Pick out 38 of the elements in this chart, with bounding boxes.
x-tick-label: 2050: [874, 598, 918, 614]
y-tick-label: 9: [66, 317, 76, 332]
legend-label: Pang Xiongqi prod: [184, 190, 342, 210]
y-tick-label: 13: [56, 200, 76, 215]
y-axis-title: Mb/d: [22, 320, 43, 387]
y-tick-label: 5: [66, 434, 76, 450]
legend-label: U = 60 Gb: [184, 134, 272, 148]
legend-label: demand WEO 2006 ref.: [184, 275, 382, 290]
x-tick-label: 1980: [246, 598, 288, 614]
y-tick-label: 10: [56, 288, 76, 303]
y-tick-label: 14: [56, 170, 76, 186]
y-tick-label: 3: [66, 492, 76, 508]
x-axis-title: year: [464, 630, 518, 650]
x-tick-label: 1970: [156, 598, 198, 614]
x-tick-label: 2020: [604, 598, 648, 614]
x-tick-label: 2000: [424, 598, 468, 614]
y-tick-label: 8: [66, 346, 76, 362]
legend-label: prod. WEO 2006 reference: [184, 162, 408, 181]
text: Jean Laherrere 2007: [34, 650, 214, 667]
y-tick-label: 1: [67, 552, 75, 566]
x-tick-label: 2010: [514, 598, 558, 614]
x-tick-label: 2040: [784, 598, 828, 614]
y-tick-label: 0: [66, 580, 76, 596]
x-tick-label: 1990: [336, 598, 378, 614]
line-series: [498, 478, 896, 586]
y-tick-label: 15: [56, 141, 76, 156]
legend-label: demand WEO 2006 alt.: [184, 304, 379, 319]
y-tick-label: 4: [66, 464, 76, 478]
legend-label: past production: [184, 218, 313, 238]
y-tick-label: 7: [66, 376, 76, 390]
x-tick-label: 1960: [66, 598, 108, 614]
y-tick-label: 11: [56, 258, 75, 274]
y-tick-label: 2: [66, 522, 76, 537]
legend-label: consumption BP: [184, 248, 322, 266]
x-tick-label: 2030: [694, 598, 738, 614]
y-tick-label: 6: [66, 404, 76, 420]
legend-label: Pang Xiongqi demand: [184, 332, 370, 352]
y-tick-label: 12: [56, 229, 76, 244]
========================
Copy the rows from the first one through the line containing "y-axis-title: Mb/d: [22, 320, 43, 387]", swapping "chart" for "graph" and leaving everything else as it is. Give only those rows.

Pick out 38 of the elements in this graph, with bounding boxes.
x-tick-label: 2050: [874, 598, 918, 614]
y-tick-label: 9: [66, 317, 76, 332]
legend-label: Pang Xiongqi prod: [184, 190, 342, 210]
y-tick-label: 13: [56, 200, 76, 215]
y-axis-title: Mb/d: [22, 320, 43, 387]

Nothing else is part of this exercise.